(Dataset items)

::::::

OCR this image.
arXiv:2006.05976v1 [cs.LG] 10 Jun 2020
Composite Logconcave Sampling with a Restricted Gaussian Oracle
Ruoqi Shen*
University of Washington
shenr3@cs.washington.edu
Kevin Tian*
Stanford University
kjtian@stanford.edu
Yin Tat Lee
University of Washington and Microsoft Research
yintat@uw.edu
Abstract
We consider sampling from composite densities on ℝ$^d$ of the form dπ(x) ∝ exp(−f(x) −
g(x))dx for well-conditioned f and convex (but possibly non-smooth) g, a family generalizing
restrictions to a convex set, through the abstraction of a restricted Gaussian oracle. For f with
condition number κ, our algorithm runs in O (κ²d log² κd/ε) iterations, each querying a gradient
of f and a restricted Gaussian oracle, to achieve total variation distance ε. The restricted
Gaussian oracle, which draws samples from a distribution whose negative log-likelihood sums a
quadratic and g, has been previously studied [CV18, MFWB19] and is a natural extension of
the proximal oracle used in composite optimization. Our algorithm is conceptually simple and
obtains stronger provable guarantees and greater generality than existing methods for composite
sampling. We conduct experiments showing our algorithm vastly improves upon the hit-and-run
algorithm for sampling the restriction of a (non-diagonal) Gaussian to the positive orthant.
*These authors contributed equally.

::::::

Do this >>
Your task is to extract all of the records exactly.

Exercise response >>
OCR this image.
arXiv:2006.05976v1 [cs.LG] 10 Jun 2020
Composite Logconcave Sampling with a Restricted Gaussian Oracle
Ruoqi Shen*
University of Washington
shenr3@cs.washington.edu
Kevin Tian*
Stanford University
kjtian@stanford.edu
Yin Tat Lee
University of Washington and Microsoft Research
yintat@uw.edu
Abstract
We consider sampling from composite densities on ℝ$^d$ of the form dπ(x) ∝ exp(−f(x) −
g(x))dx for well-conditioned f and convex (but possibly non-smooth) g, a family generalizing
restrictions to a convex set, through the abstraction of a restricted Gaussian oracle. For f with
condition number κ, our algorithm runs in O (κ²d log² κd/ε) iterations, each querying a gradient
of f and a restricted Gaussian oracle, to achieve total variation distance ε. The restricted
Gaussian oracle, which draws samples from a distribution whose negative log-likelihood sums a
quadratic and g, has been previously studied [CV18, MFWB19] and is a natural extension of
the proximal oracle used in composite optimization. Our algorithm is conceptually simple and
obtains stronger provable guarantees and greater generality than existing methods for composite
sampling. We conduct experiments showing our algorithm vastly improves upon the hit-and-run
algorithm for sampling the restriction of a (non-diagonal) Gaussian to the positive orthant.
*These authors contributed equally.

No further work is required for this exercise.